Given exercise
Could you give the data below again, exactly and completely?

Given records

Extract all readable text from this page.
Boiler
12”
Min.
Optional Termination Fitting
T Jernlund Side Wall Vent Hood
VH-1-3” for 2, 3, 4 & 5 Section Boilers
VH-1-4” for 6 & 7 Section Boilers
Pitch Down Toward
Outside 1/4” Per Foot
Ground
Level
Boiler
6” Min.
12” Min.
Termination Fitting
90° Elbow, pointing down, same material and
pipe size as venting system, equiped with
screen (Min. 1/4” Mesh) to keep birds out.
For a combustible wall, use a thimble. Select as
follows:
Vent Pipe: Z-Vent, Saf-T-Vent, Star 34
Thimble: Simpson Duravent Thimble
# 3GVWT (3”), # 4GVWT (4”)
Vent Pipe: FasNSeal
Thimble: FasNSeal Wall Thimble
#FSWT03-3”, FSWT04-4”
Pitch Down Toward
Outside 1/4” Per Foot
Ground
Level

Finished task
Extract all readable text from this page.
Boiler
12”
Min.
Optional Termination Fitting
T Jernlund Side Wall Vent Hood
VH-1-3” for 2, 3, 4 & 5 Section Boilers
VH-1-4” for 6 & 7 Section Boilers
Pitch Down Toward
Outside 1/4” Per Foot
Ground
Level
Boiler
6” Min.
12” Min.
Termination Fitting
90° Elbow, pointing down, same material and
pipe size as venting system, equiped with
screen (Min. 1/4” Mesh) to keep birds out.
For a combustible wall, use a thimble. Select as
follows:
Vent Pipe: Z-Vent, Saf-T-Vent, Star 34
Thimble: Simpson Duravent Thimble
# 3GVWT (3”), # 4GVWT (4”)
Vent Pipe: FasNSeal
Thimble: FasNSeal Wall Thimble
#FSWT03-3”, FSWT04-4”
Pitch Down Toward
Outside 1/4” Per Foot
Ground
Level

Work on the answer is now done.